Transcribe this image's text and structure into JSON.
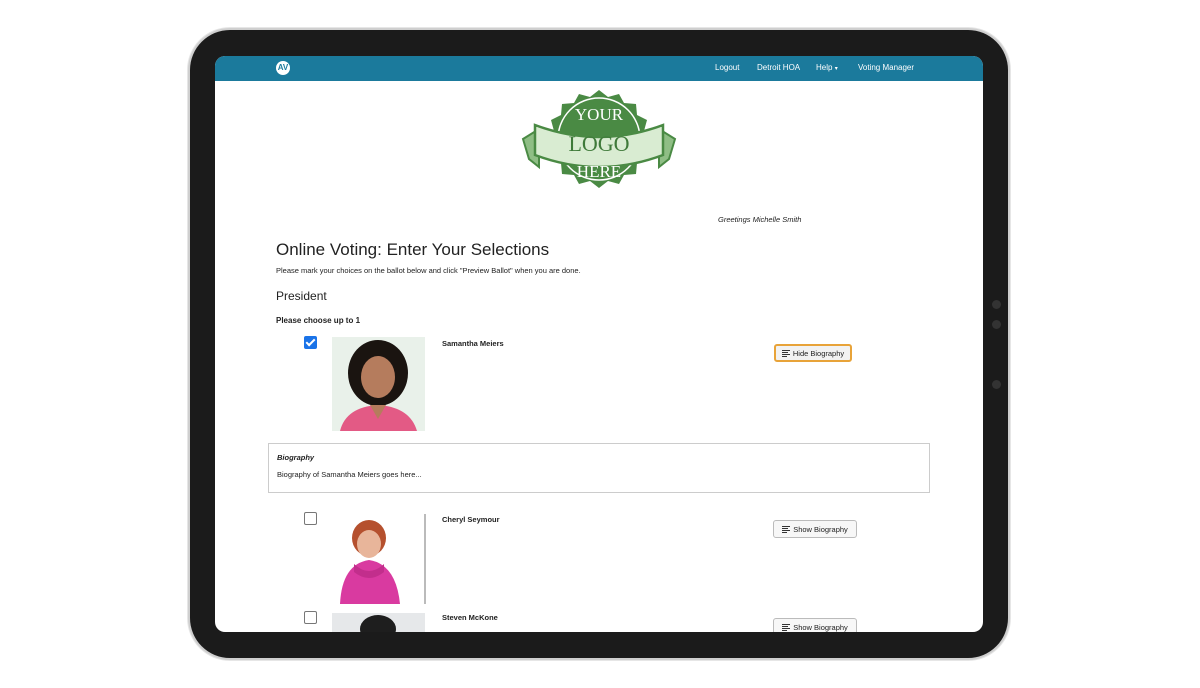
{
  "navbar": {
    "brand_mark": "AV",
    "logout": "Logout",
    "org": "Detroit HOA",
    "help": "Help",
    "help_caret": "▾",
    "voting_manager": "Voting Manager"
  },
  "logo": {
    "line1": "YOUR",
    "line2": "LOGO",
    "line3": "HERE",
    "color": "#4a8a44"
  },
  "greeting": "Greetings Michelle Smith",
  "page": {
    "title": "Online Voting: Enter Your Selections",
    "instructions": "Please mark your choices on the ballot below and click \"Preview Ballot\" when you are done.",
    "race_title": "President",
    "choose_label": "Please choose up to 1"
  },
  "candidates": [
    {
      "name": "Samantha Meiers",
      "checked": true,
      "button": "Hide Biography"
    },
    {
      "name": "Cheryl Seymour",
      "checked": false,
      "button": "Show Biography"
    },
    {
      "name": "Steven McKone",
      "checked": false,
      "button": "Show Biography"
    }
  ],
  "biography": {
    "heading": "Biography",
    "text": "Biography of Samantha Meiers goes here..."
  },
  "colors": {
    "navbar": "#1b7a9c",
    "checkbox_checked": "#1a73e8",
    "active_button_border": "#e8a339"
  }
}
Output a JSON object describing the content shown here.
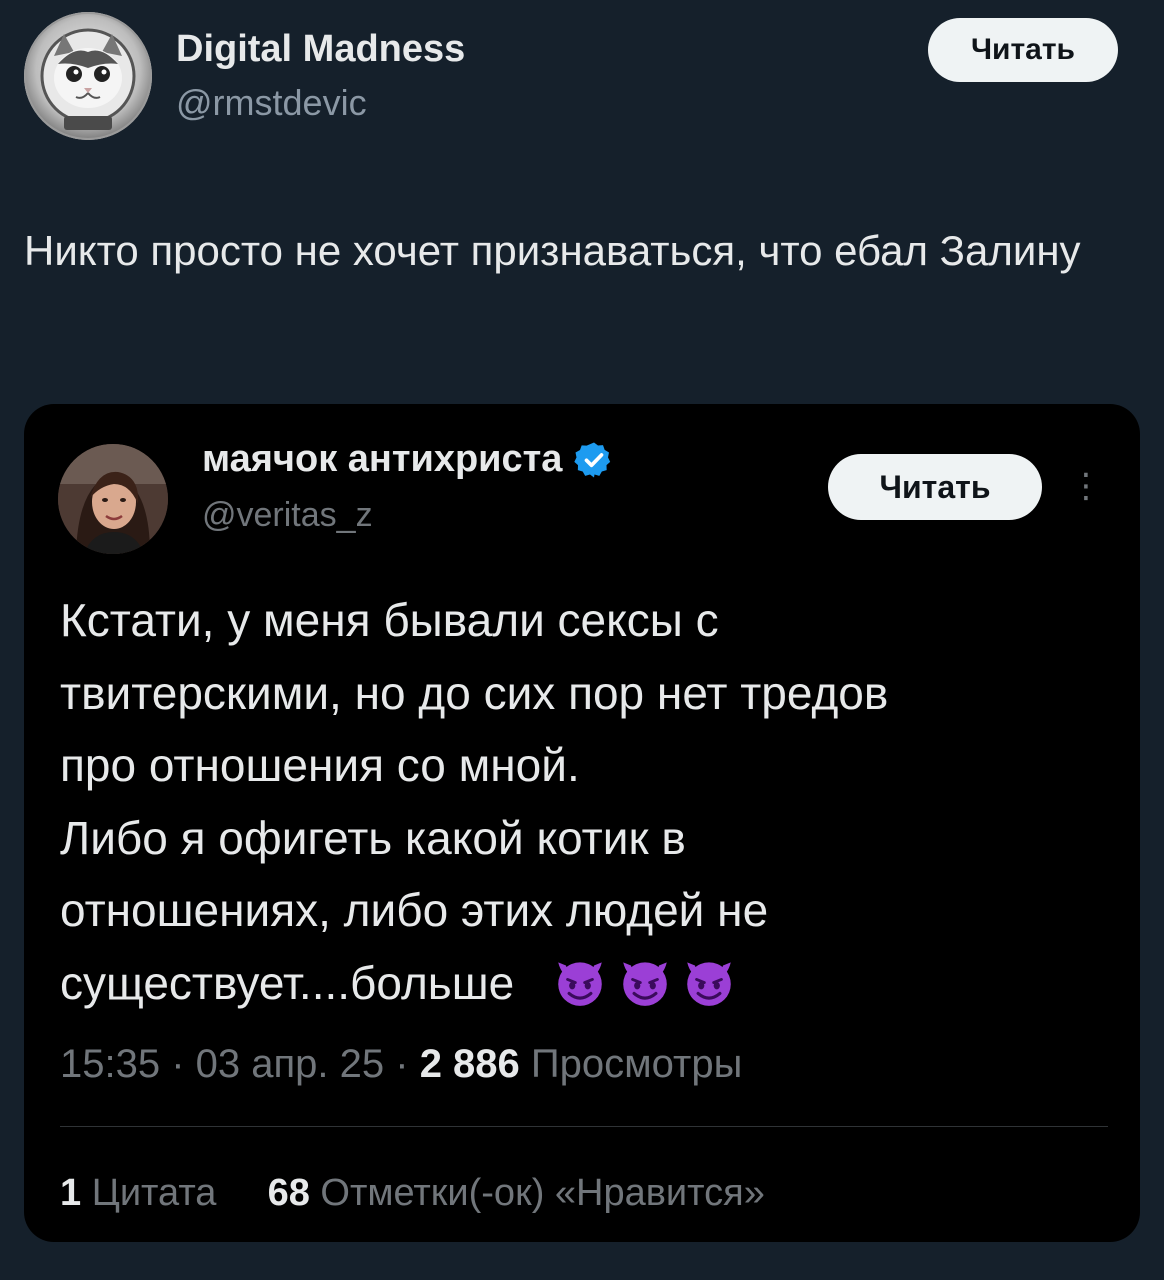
{
  "main_tweet": {
    "author_name": "Digital Madness",
    "author_handle": "@rmstdevic",
    "follow_label": "Читать",
    "text": "Никто просто не хочет признаваться, что ебал Залину"
  },
  "quoted_tweet": {
    "author_name": "маячок антихриста",
    "author_handle": "@veritas_z",
    "follow_label": "Читать",
    "more_label": "⋮",
    "text_lines": [
      "Кстати, у меня бывали сексы с",
      "твитерскими, но до сих пор нет тредов",
      "про отношения со мной.",
      "Либо я офигеть какой котик в",
      "отношениях, либо этих людей не",
      "существует....больше"
    ],
    "emoji": [
      "smiling-devil-icon",
      "smiling-devil-icon",
      "smiling-devil-icon"
    ],
    "time": "15:35",
    "date": "03 апр. 25",
    "separator": " · ",
    "views_count": "2 886",
    "views_label": "Просмотры",
    "quotes_count": "1",
    "quotes_label": "Цитата",
    "likes_count": "68",
    "likes_label": "Отметки(-ок) «Нравится»"
  },
  "colors": {
    "outer_background": "#15202b",
    "card_background": "#000000",
    "primary_text": "#e7e9ea",
    "secondary_text": "#8b98a5",
    "verified_badge": "#1d9bf0",
    "devil_purple": "#9b3fd6"
  }
}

═══

### Stated task
In your copy, leave out the pictures and reproduce the material above exactly.

### Result of the exercise
Transcribe this image's text and structure into JSON.
{
  "navbar": {
    "brand_mark": "AV",
    "logout": "Logout",
    "org": "Detroit HOA",
    "help": "Help",
    "help_caret": "▾",
    "voting_manager": "Voting Manager"
  },
  "logo": {
    "line1": "YOUR",
    "line2": "LOGO",
    "line3": "HERE",
    "color": "#4a8a44"
  },
  "greeting": "Greetings Michelle Smith",
  "page": {
    "title": "Online Voting: Enter Your Selections",
    "instructions": "Please mark your choices on the ballot below and click \"Preview Ballot\" when you are done.",
    "race_title": "President",
    "choose_label": "Please choose up to 1"
  },
  "candidates": [
    {
      "name": "Samantha Meiers",
      "checked": true,
      "button": "Hide Biography"
    },
    {
      "name": "Cheryl Seymour",
      "checked": false,
      "button": "Show Biography"
    },
    {
      "name": "Steven McKone",
      "checked": false,
      "button": "Show Biography"
    }
  ],
  "biography": {
    "heading": "Biography",
    "text": "Biography of Samantha Meiers goes here..."
  },
  "colors": {
    "navbar": "#1b7a9c",
    "checkbox_checked": "#1a73e8",
    "active_button_border": "#e8a339"
  }
}
Output a JSON object describing the content shown here.
{
  "main_tweet": {
    "author_name": "Digital Madness",
    "author_handle": "@rmstdevic",
    "follow_label": "Читать",
    "text": "Никто просто не хочет признаваться, что ебал Залину"
  },
  "quoted_tweet": {
    "author_name": "маячок антихриста",
    "author_handle": "@veritas_z",
    "follow_label": "Читать",
    "more_label": "⋮",
    "text_lines": [
      "Кстати, у меня бывали сексы с",
      "твитерскими, но до сих пор нет тредов",
      "про отношения со мной.",
      "Либо я офигеть какой котик в",
      "отношениях, либо этих людей не",
      "существует....больше"
    ],
    "emoji": [
      "smiling-devil-icon",
      "smiling-devil-icon",
      "smiling-devil-icon"
    ],
    "time": "15:35",
    "date": "03 апр. 25",
    "separator": " · ",
    "views_count": "2 886",
    "views_label": "Просмотры",
    "quotes_count": "1",
    "quotes_label": "Цитата",
    "likes_count": "68",
    "likes_label": "Отметки(-ок) «Нравится»"
  },
  "colors": {
    "outer_background": "#15202b",
    "card_background": "#000000",
    "primary_text": "#e7e9ea",
    "secondary_text": "#8b98a5",
    "verified_badge": "#1d9bf0",
    "devil_purple": "#9b3fd6"
  }
}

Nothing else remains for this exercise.